Skip to content

ThePhoenix77/documai

Repository files navigation

Documai

An intelligent README generator that analyzes GitHub repositories and creates professional documentation using local AI models. Built with Node.js, Express, and Ollama.

Overview

Documai is a web-based AI agent that automatically generates high-quality README files for any GitHub repository. Instead of manually writing documentation, simply provide a repository URL, and Documai will:

  1. Fetch important source files from the repository
  2. Analyze the codebase using a local AI model
  3. Generate a professional, well-structured README

The entire process runs locally with zero external AI service dependencies—all analysis happens on your machine using Ollama.

Features

  • Local-first: All AI processing happens on your local machine using Ollama
  • Zero external dependencies: No cloud APIs required
  • GitHub integration: Automatically fetches repository structure and code
  • Multiple model support: Works with mistral, llama3.2, deepseek-r1, and other Ollama models
  • Easy to use: Simple web interface for non-technical users
  • Customizable: Pass a GitHub PAT for private repository access
  • Download-ready: Generated READMEs download as markdown files

Demo

Note: The whole documai process may take much longer depending on your machine ressources and chosen model.

DATA:
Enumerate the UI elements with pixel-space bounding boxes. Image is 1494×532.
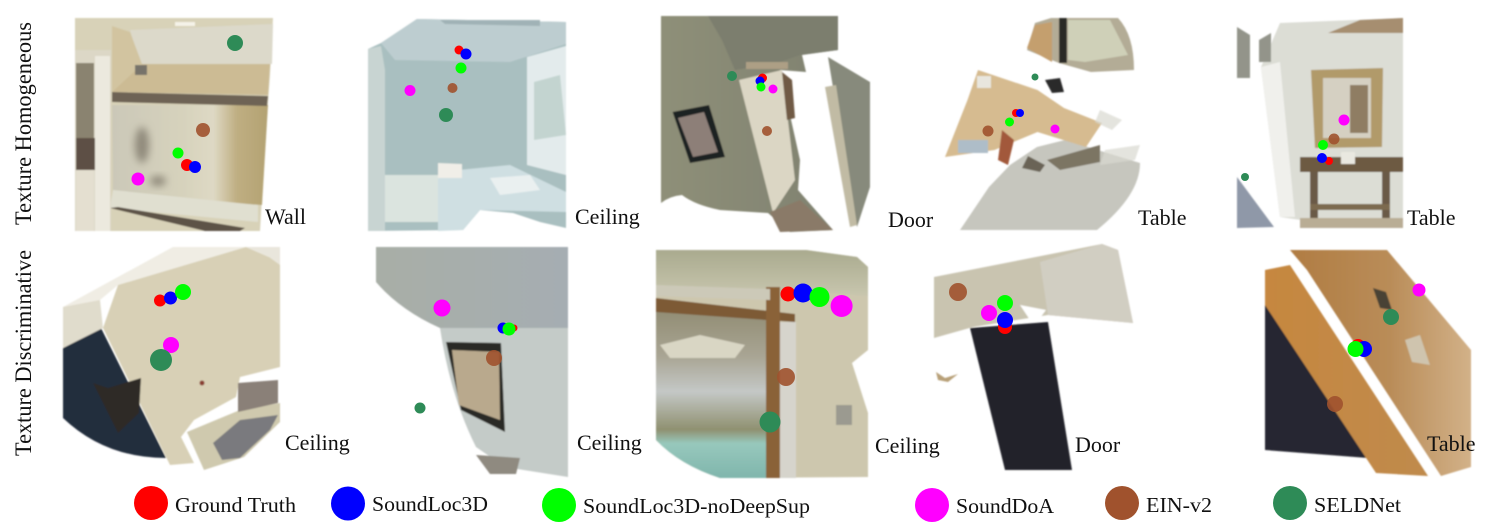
- legend item: EIN-v2: [1105, 486, 1212, 520]
- legend item: SoundDoA: SoundDoA: [956, 494, 1055, 518]
- photo: cream room with navy floor: [63, 247, 280, 470]
- legend: [134, 486, 1401, 522]
- legend item: SELDNet: SELDNet: [1314, 493, 1401, 517]
- row label: Texture Discriminative: Texture Discriminative: [11, 250, 36, 456]
- label: Door: Door: [888, 207, 934, 232]
- photo: mirror and console: [1237, 18, 1403, 228]
- legend item: SoundLoc3D-noDeepSup: [542, 488, 810, 522]
- dots: ceiling predictions: [404, 46, 472, 122]
- photo: black door: [934, 244, 1133, 470]
- dots: wall predictions: [132, 35, 243, 186]
- label: Ceiling: Ceiling: [285, 430, 350, 455]
- dots: door predictions: [727, 71, 778, 136]
- dots: wooden table predictions: [1327, 284, 1426, 412]
- legend item: SoundLoc3D: [331, 486, 488, 520]
- label: Table: Table: [1138, 205, 1187, 230]
- legend item: SELDNet: [1273, 486, 1401, 520]
- photo: porch with wooden frame: [656, 250, 868, 478]
- photo: shower wall: [75, 18, 273, 231]
- photo: white door in olive room: [661, 16, 870, 232]
- photo: wall with painting: [376, 247, 568, 477]
- dots: painting predictions: [414, 300, 518, 414]
- panel: bathroom ceiling scene: [368, 19, 640, 231]
- panel: wall scene: [75, 18, 306, 231]
- label: Ceiling: Ceiling: [577, 430, 642, 455]
- label: Table: Table: [1407, 205, 1456, 230]
- dots: table predictions: [982, 74, 1060, 136]
- row label: Texture Homogeneous: Texture Homogeneous: [11, 22, 36, 225]
- panel: black door scene: [934, 244, 1133, 470]
- panel: mirror table scene: [1237, 18, 1456, 230]
- label: Ceiling: Ceiling: [875, 433, 940, 458]
- legend item: Ground Truth: [134, 486, 297, 520]
- panel: door scene: [661, 16, 934, 232]
- label: Ceiling: Ceiling: [575, 204, 640, 229]
- photo: wooden boards: [1265, 250, 1471, 476]
- label: Door: Door: [1075, 432, 1121, 457]
- label: Wall: Wall: [265, 204, 306, 229]
- photo: blue bathroom: [368, 19, 566, 231]
- dots: mirror table predictions: [1241, 114, 1350, 181]
- legend item: EIN-v2: EIN-v2: [1146, 493, 1212, 517]
- label: Table: Table: [1427, 431, 1476, 456]
- legend item: Ground Truth: Ground Truth: [175, 493, 297, 517]
- legend item: SoundLoc3D: SoundLoc3D: [372, 492, 488, 516]
- panel: table top-down scene: [945, 18, 1187, 230]
- panel: framed painting scene: [376, 247, 642, 477]
- dots: ceiling corner predictions: [150, 284, 191, 371]
- legend item: SoundLoc3D-noDeepSup: SoundLoc3D-noDeepSup: [583, 494, 810, 518]
- legend item: SoundDoA: [915, 488, 1055, 522]
- panel: ceiling corner scene: [63, 247, 350, 470]
- dots: porch predictions: [760, 284, 853, 432]
- dots: black door predictions: [949, 283, 1013, 334]
- panel: porch scene: [656, 250, 940, 478]
- panel: wooden table scene: [1265, 250, 1476, 476]
- photo: table and floor: [945, 18, 1140, 230]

PROMPT: According to the Documai repository page, which three technologies is Documai built with?

TASK RESPONSE: Node.js, Express, and Ollama.